Raw data:
###
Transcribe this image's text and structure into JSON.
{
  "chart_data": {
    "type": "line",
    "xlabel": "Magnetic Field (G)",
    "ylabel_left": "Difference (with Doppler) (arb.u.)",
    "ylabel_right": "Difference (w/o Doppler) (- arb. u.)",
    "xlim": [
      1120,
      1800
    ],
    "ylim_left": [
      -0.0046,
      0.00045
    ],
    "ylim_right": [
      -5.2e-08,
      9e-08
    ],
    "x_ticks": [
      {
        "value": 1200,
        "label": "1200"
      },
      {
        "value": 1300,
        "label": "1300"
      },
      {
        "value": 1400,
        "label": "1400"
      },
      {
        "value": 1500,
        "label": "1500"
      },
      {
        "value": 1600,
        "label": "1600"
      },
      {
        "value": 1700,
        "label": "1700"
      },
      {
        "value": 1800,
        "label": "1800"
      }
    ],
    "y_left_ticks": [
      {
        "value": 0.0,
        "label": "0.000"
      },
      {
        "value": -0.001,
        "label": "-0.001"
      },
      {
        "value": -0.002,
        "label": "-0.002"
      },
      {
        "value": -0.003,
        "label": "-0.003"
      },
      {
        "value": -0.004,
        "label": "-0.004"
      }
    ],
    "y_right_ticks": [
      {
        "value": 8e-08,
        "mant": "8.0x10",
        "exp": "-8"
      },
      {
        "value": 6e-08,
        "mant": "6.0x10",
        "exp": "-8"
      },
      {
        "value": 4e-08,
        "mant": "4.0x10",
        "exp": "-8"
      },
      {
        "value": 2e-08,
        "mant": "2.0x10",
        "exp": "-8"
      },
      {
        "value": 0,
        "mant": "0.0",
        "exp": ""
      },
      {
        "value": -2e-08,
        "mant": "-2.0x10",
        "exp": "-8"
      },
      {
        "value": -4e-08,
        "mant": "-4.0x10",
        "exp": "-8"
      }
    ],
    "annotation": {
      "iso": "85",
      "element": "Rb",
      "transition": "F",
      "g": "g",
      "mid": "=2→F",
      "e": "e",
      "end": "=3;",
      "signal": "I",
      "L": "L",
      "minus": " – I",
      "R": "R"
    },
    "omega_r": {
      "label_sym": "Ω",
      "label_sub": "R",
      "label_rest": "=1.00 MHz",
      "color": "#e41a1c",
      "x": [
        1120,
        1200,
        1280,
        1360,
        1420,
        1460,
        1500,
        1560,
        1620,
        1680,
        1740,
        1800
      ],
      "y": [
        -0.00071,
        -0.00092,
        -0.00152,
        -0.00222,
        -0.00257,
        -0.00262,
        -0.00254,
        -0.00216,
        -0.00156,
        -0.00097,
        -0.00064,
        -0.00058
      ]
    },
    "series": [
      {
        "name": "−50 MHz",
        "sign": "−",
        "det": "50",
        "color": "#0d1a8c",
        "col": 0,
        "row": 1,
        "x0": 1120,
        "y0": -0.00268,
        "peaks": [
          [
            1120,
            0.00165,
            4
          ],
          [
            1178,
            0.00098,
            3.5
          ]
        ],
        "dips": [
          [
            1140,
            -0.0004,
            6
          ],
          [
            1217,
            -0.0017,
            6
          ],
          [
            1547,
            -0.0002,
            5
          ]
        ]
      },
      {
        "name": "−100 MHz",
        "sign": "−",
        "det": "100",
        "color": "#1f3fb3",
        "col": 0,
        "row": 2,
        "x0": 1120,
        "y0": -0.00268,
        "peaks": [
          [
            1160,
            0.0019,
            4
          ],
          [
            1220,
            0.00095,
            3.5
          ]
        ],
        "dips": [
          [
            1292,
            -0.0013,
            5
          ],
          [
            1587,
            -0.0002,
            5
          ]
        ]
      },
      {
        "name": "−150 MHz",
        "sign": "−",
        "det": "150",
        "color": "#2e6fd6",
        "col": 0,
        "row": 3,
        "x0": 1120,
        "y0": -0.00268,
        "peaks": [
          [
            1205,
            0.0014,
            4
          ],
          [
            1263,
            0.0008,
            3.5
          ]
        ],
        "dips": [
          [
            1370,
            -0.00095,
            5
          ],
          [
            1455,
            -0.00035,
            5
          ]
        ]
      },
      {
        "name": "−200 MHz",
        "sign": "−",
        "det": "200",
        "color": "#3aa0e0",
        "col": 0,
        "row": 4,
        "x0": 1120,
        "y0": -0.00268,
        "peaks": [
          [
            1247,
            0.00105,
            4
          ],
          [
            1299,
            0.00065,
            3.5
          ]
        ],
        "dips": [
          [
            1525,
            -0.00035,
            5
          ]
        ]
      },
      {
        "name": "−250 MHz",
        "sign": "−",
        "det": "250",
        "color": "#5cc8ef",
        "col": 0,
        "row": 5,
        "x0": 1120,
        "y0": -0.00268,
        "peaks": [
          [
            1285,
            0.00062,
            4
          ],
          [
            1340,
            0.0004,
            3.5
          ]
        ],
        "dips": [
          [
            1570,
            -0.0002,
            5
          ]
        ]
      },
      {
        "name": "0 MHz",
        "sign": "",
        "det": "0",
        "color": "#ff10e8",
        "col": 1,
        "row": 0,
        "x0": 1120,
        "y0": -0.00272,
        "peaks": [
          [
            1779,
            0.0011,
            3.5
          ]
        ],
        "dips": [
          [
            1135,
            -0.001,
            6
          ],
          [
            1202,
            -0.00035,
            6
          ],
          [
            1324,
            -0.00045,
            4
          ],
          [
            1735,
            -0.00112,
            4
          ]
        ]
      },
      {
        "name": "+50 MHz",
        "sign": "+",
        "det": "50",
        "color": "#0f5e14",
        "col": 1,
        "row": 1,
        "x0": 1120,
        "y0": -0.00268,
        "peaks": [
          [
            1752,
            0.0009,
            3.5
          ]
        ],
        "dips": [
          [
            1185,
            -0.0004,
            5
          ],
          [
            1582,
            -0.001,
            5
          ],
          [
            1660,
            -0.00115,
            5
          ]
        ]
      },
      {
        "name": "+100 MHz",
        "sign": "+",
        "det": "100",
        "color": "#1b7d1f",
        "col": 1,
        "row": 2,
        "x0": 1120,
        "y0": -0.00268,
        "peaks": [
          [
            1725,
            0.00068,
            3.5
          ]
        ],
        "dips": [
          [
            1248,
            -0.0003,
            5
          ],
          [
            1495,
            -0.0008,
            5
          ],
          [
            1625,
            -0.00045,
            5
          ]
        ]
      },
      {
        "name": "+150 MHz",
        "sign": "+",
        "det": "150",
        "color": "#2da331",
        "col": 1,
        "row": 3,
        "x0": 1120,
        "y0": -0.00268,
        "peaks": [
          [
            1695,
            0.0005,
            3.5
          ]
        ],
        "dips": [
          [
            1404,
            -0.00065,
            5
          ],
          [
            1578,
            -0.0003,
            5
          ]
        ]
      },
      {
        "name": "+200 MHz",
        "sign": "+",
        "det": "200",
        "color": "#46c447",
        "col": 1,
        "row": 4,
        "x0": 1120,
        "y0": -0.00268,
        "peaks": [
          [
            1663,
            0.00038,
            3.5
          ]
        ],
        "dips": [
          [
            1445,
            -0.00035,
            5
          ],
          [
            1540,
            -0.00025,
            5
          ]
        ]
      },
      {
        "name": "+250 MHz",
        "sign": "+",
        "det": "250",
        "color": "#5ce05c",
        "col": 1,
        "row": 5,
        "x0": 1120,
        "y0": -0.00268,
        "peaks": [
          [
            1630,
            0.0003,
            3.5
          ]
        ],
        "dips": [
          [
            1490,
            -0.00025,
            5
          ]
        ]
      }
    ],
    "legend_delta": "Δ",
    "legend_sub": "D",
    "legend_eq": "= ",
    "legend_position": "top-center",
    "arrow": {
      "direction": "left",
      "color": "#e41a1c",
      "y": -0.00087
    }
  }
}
###
Transcribe the entire listing above precisely.

Transcribe this image's text and structure into JSON.
{
  "chart_data": {
    "type": "line",
    "xlabel": "Magnetic Field (G)",
    "ylabel_left": "Difference (with Doppler) (arb.u.)",
    "ylabel_right": "Difference (w/o Doppler) (- arb. u.)",
    "xlim": [
      1120,
      1800
    ],
    "ylim_left": [
      -0.0046,
      0.00045
    ],
    "ylim_right": [
      -5.2e-08,
      9e-08
    ],
    "x_ticks": [
      {
        "value": 1200,
        "label": "1200"
      },
      {
        "value": 1300,
        "label": "1300"
      },
      {
        "value": 1400,
        "label": "1400"
      },
      {
        "value": 1500,
        "label": "1500"
      },
      {
        "value": 1600,
        "label": "1600"
      },
      {
        "value": 1700,
        "label": "1700"
      },
      {
        "value": 1800,
        "label": "1800"
      }
    ],
    "y_left_ticks": [
      {
        "value": 0.0,
        "label": "0.000"
      },
      {
        "value": -0.001,
        "label": "-0.001"
      },
      {
        "value": -0.002,
        "label": "-0.002"
      },
      {
        "value": -0.003,
        "label": "-0.003"
      },
      {
        "value": -0.004,
        "label": "-0.004"
      }
    ],
    "y_right_ticks": [
      {
        "value": 8e-08,
        "mant": "8.0x10",
        "exp": "-8"
      },
      {
        "value": 6e-08,
        "mant": "6.0x10",
        "exp": "-8"
      },
      {
        "value": 4e-08,
        "mant": "4.0x10",
        "exp": "-8"
      },
      {
        "value": 2e-08,
        "mant": "2.0x10",
        "exp": "-8"
      },
      {
        "value": 0,
        "mant": "0.0",
        "exp": ""
      },
      {
        "value": -2e-08,
        "mant": "-2.0x10",
        "exp": "-8"
      },
      {
        "value": -4e-08,
        "mant": "-4.0x10",
        "exp": "-8"
      }
    ],
    "annotation": {
      "iso": "85",
      "element": "Rb",
      "transition": "F",
      "g": "g",
      "mid": "=2→F",
      "e": "e",
      "end": "=3;",
      "signal": "I",
      "L": "L",
      "minus": " – I",
      "R": "R"
    },
    "omega_r": {
      "label_sym": "Ω",
      "label_sub": "R",
      "label_rest": "=1.00 MHz",
      "color": "#e41a1c",
      "x": [
        1120,
        1200,
        1280,
        1360,
        1420,
        1460,
        1500,
        1560,
        1620,
        1680,
        1740,
        1800
      ],
      "y": [
        -0.00071,
        -0.00092,
        -0.00152,
        -0.00222,
        -0.00257,
        -0.00262,
        -0.00254,
        -0.00216,
        -0.00156,
        -0.00097,
        -0.00064,
        -0.00058
      ]
    },
    "series": [
      {
        "name": "−50 MHz",
        "sign": "−",
        "det": "50",
        "color": "#0d1a8c",
        "col": 0,
        "row": 1,
        "x0": 1120,
        "y0": -0.00268,
        "peaks": [
          [
            1120,
            0.00165,
            4
          ],
          [
            1178,
            0.00098,
            3.5
          ]
        ],
        "dips": [
          [
            1140,
            -0.0004,
            6
          ],
          [
            1217,
            -0.0017,
            6
          ],
          [
            1547,
            -0.0002,
            5
          ]
        ]
      },
      {
        "name": "−100 MHz",
        "sign": "−",
        "det": "100",
        "color": "#1f3fb3",
        "col": 0,
        "row": 2,
        "x0": 1120,
        "y0": -0.00268,
        "peaks": [
          [
            1160,
            0.0019,
            4
          ],
          [
            1220,
            0.00095,
            3.5
          ]
        ],
        "dips": [
          [
            1292,
            -0.0013,
            5
          ],
          [
            1587,
            -0.0002,
            5
          ]
        ]
      },
      {
        "name": "−150 MHz",
        "sign": "−",
        "det": "150",
        "color": "#2e6fd6",
        "col": 0,
        "row": 3,
        "x0": 1120,
        "y0": -0.00268,
        "peaks": [
          [
            1205,
            0.0014,
            4
          ],
          [
            1263,
            0.0008,
            3.5
          ]
        ],
        "dips": [
          [
            1370,
            -0.00095,
            5
          ],
          [
            1455,
            -0.00035,
            5
          ]
        ]
      },
      {
        "name": "−200 MHz",
        "sign": "−",
        "det": "200",
        "color": "#3aa0e0",
        "col": 0,
        "row": 4,
        "x0": 1120,
        "y0": -0.00268,
        "peaks": [
          [
            1247,
            0.00105,
            4
          ],
          [
            1299,
            0.00065,
            3.5
          ]
        ],
        "dips": [
          [
            1525,
            -0.00035,
            5
          ]
        ]
      },
      {
        "name": "−250 MHz",
        "sign": "−",
        "det": "250",
        "color": "#5cc8ef",
        "col": 0,
        "row": 5,
        "x0": 1120,
        "y0": -0.00268,
        "peaks": [
          [
            1285,
            0.00062,
            4
          ],
          [
            1340,
            0.0004,
            3.5
          ]
        ],
        "dips": [
          [
            1570,
            -0.0002,
            5
          ]
        ]
      },
      {
        "name": "0 MHz",
        "sign": "",
        "det": "0",
        "color": "#ff10e8",
        "col": 1,
        "row": 0,
        "x0": 1120,
        "y0": -0.00272,
        "peaks": [
          [
            1779,
            0.0011,
            3.5
          ]
        ],
        "dips": [
          [
            1135,
            -0.001,
            6
          ],
          [
            1202,
            -0.00035,
            6
          ],
          [
            1324,
            -0.00045,
            4
          ],
          [
            1735,
            -0.00112,
            4
          ]
        ]
      },
      {
        "name": "+50 MHz",
        "sign": "+",
        "det": "50",
        "color": "#0f5e14",
        "col": 1,
        "row": 1,
        "x0": 1120,
        "y0": -0.00268,
        "peaks": [
          [
            1752,
            0.0009,
            3.5
          ]
        ],
        "dips": [
          [
            1185,
            -0.0004,
            5
          ],
          [
            1582,
            -0.001,
            5
          ],
          [
            1660,
            -0.00115,
            5
          ]
        ]
      },
      {
        "name": "+100 MHz",
        "sign": "+",
        "det": "100",
        "color": "#1b7d1f",
        "col": 1,
        "row": 2,
        "x0": 1120,
        "y0": -0.00268,
        "peaks": [
          [
            1725,
            0.00068,
            3.5
          ]
        ],
        "dips": [
          [
            1248,
            -0.0003,
            5
          ],
          [
            1495,
            -0.0008,
            5
          ],
          [
            1625,
            -0.00045,
            5
          ]
        ]
      },
      {
        "name": "+150 MHz",
        "sign": "+",
        "det": "150",
        "color": "#2da331",
        "col": 1,
        "row": 3,
        "x0": 1120,
        "y0": -0.00268,
        "peaks": [
          [
            1695,
            0.0005,
            3.5
          ]
        ],
        "dips": [
          [
            1404,
            -0.00065,
            5
          ],
          [
            1578,
            -0.0003,
            5
          ]
        ]
      },
      {
        "name": "+200 MHz",
        "sign": "+",
        "det": "200",
        "color": "#46c447",
        "col": 1,
        "row": 4,
        "x0": 1120,
        "y0": -0.00268,
        "peaks": [
          [
            1663,
            0.00038,
            3.5
          ]
        ],
        "dips": [
          [
            1445,
            -0.00035,
            5
          ],
          [
            1540,
            -0.00025,
            5
          ]
        ]
      },
      {
        "name": "+250 MHz",
        "sign": "+",
        "det": "250",
        "color": "#5ce05c",
        "col": 1,
        "row": 5,
        "x0": 1120,
        "y0": -0.00268,
        "peaks": [
          [
            1630,
            0.0003,
            3.5
          ]
        ],
        "dips": [
          [
            1490,
            -0.00025,
            5
          ]
        ]
      }
    ],
    "legend_delta": "Δ",
    "legend_sub": "D",
    "legend_eq": "= ",
    "legend_position": "top-center",
    "arrow": {
      "direction": "left",
      "color": "#e41a1c",
      "y": -0.00087
    }
  }
}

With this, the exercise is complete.